** START OF The records **
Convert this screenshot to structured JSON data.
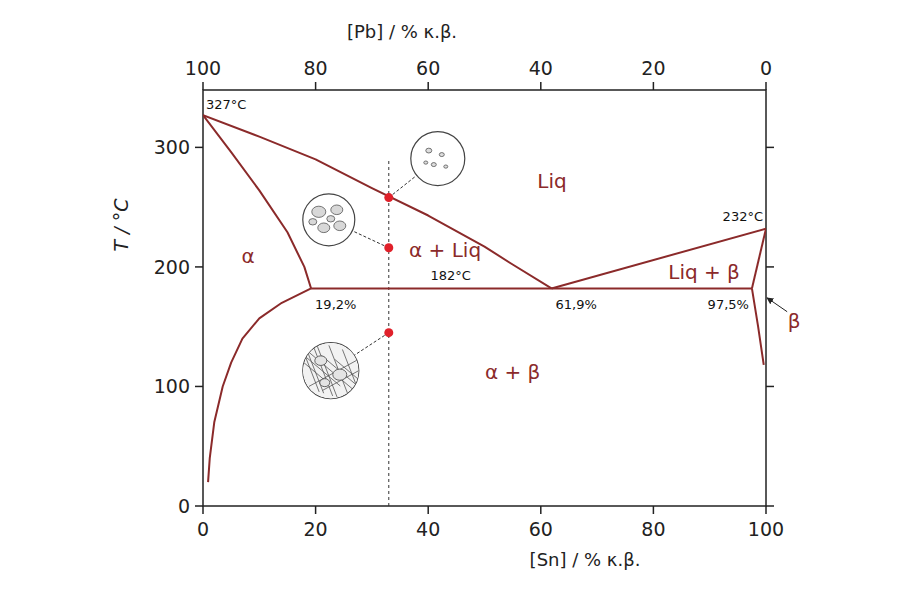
{
  "chart_data": {
    "type": "phase_diagram",
    "xlabel": "[Sn] / % κ.β.",
    "x2label": "[Pb] / % κ.β.",
    "ylabel": "T / °C",
    "xlim": [
      0,
      100
    ],
    "xticks": [
      0,
      20,
      40,
      60,
      80,
      100
    ],
    "x2lim": [
      100,
      0
    ],
    "x2ticks": [
      100,
      80,
      60,
      40,
      20,
      0
    ],
    "ylim": [
      0,
      348
    ],
    "yticks": [
      0,
      100,
      200,
      300
    ],
    "color": "#8b2a2a",
    "series": [
      {
        "x": [
          0,
          10,
          20,
          30,
          40,
          50,
          55,
          61.9
        ],
        "values": [
          327,
          309,
          290,
          266,
          243,
          217,
          202,
          182
        ]
      },
      {
        "x": [
          61.9,
          100
        ],
        "values": [
          182,
          232
        ]
      },
      {
        "x": [
          0,
          5,
          10,
          15,
          18,
          19.2
        ],
        "values": [
          327,
          296,
          264,
          229,
          200,
          182
        ]
      },
      {
        "x": [
          19.2,
          97.5
        ],
        "values": [
          182,
          182
        ]
      },
      {
        "x": [
          19.2,
          14,
          10,
          7,
          5,
          3.5,
          2,
          1.2,
          0.9
        ],
        "values": [
          182,
          170,
          157,
          140,
          120,
          100,
          70,
          40,
          20
        ]
      },
      {
        "x": [
          97.5,
          100
        ],
        "values": [
          182,
          232
        ]
      },
      {
        "x": [
          97.5,
          98.6,
          99.6
        ],
        "values": [
          182,
          150,
          118
        ]
      }
    ],
    "guide_line": {
      "x": [
        33,
        33
      ],
      "values": [
        0,
        289
      ],
      "line_style": "dashed",
      "color": "#333333"
    },
    "points": {
      "x": [
        33,
        33,
        33
      ],
      "values": [
        258,
        216,
        145
      ],
      "color": "#e0202a",
      "marker": "circle"
    },
    "temperature_labels": [
      {
        "x": 0,
        "value": 327,
        "label": "327°C"
      },
      {
        "x": 100,
        "value": 232,
        "label": "232°C"
      },
      {
        "x": 44,
        "value": 182,
        "label": "182°C"
      }
    ],
    "composition_labels": [
      {
        "value": 19.2,
        "y": 182,
        "label": "19,2%"
      },
      {
        "value": 61.9,
        "y": 182,
        "label": "61,9%"
      },
      {
        "value": 97.5,
        "y": 182,
        "label": "97,5%"
      }
    ],
    "annotations": [
      {
        "text": "Liq",
        "x": 62,
        "y": 272
      },
      {
        "text": "α",
        "x": 8,
        "y": 209
      },
      {
        "text": "α + Liq",
        "x": 43,
        "y": 214
      },
      {
        "text": "Liq + β",
        "x": 89,
        "y": 196
      },
      {
        "text": "α + β",
        "x": 55,
        "y": 112
      },
      {
        "text": "β",
        "x": 105,
        "y": 155,
        "arrow_to": [
          100,
          175
        ]
      }
    ]
  }
}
** END OF The records **
▶ _Directions_: Output every entry exactly as given; pictures are not part of the copy.

▶ _Response to this exercise_:
Convert this screenshot to structured JSON data.
{
  "chart_data": {
    "type": "phase_diagram",
    "xlabel": "[Sn] / % κ.β.",
    "x2label": "[Pb] / % κ.β.",
    "ylabel": "T / °C",
    "xlim": [
      0,
      100
    ],
    "xticks": [
      0,
      20,
      40,
      60,
      80,
      100
    ],
    "x2lim": [
      100,
      0
    ],
    "x2ticks": [
      100,
      80,
      60,
      40,
      20,
      0
    ],
    "ylim": [
      0,
      348
    ],
    "yticks": [
      0,
      100,
      200,
      300
    ],
    "color": "#8b2a2a",
    "series": [
      {
        "x": [
          0,
          10,
          20,
          30,
          40,
          50,
          55,
          61.9
        ],
        "values": [
          327,
          309,
          290,
          266,
          243,
          217,
          202,
          182
        ]
      },
      {
        "x": [
          61.9,
          100
        ],
        "values": [
          182,
          232
        ]
      },
      {
        "x": [
          0,
          5,
          10,
          15,
          18,
          19.2
        ],
        "values": [
          327,
          296,
          264,
          229,
          200,
          182
        ]
      },
      {
        "x": [
          19.2,
          97.5
        ],
        "values": [
          182,
          182
        ]
      },
      {
        "x": [
          19.2,
          14,
          10,
          7,
          5,
          3.5,
          2,
          1.2,
          0.9
        ],
        "values": [
          182,
          170,
          157,
          140,
          120,
          100,
          70,
          40,
          20
        ]
      },
      {
        "x": [
          97.5,
          100
        ],
        "values": [
          182,
          232
        ]
      },
      {
        "x": [
          97.5,
          98.6,
          99.6
        ],
        "values": [
          182,
          150,
          118
        ]
      }
    ],
    "guide_line": {
      "x": [
        33,
        33
      ],
      "values": [
        0,
        289
      ],
      "line_style": "dashed",
      "color": "#333333"
    },
    "points": {
      "x": [
        33,
        33,
        33
      ],
      "values": [
        258,
        216,
        145
      ],
      "color": "#e0202a",
      "marker": "circle"
    },
    "temperature_labels": [
      {
        "x": 0,
        "value": 327,
        "label": "327°C"
      },
      {
        "x": 100,
        "value": 232,
        "label": "232°C"
      },
      {
        "x": 44,
        "value": 182,
        "label": "182°C"
      }
    ],
    "composition_labels": [
      {
        "value": 19.2,
        "y": 182,
        "label": "19,2%"
      },
      {
        "value": 61.9,
        "y": 182,
        "label": "61,9%"
      },
      {
        "value": 97.5,
        "y": 182,
        "label": "97,5%"
      }
    ],
    "annotations": [
      {
        "text": "Liq",
        "x": 62,
        "y": 272
      },
      {
        "text": "α",
        "x": 8,
        "y": 209
      },
      {
        "text": "α + Liq",
        "x": 43,
        "y": 214
      },
      {
        "text": "Liq + β",
        "x": 89,
        "y": 196
      },
      {
        "text": "α + β",
        "x": 55,
        "y": 112
      },
      {
        "text": "β",
        "x": 105,
        "y": 155,
        "arrow_to": [
          100,
          175
        ]
      }
    ]
  }
}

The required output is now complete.